Data records
━━━━━━━━━━━━━━━━━━━━

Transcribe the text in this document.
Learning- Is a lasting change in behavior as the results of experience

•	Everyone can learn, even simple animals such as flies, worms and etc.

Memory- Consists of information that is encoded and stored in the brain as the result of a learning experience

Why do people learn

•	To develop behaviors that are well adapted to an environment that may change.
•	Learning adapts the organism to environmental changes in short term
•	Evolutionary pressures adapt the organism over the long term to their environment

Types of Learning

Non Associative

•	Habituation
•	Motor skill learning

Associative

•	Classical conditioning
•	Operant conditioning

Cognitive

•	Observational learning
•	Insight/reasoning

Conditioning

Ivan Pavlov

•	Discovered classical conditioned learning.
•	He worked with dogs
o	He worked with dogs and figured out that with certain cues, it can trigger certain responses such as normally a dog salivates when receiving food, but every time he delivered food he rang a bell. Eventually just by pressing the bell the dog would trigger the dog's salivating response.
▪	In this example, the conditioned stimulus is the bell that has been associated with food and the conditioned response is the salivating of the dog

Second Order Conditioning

━━━━━━━━━━━━━━━━━━━━

**TASK INSTRUCTIONS**
Reply with one number only: how many lines of the listing hold "such"?

**REPLY TO THE EXERCISE**
2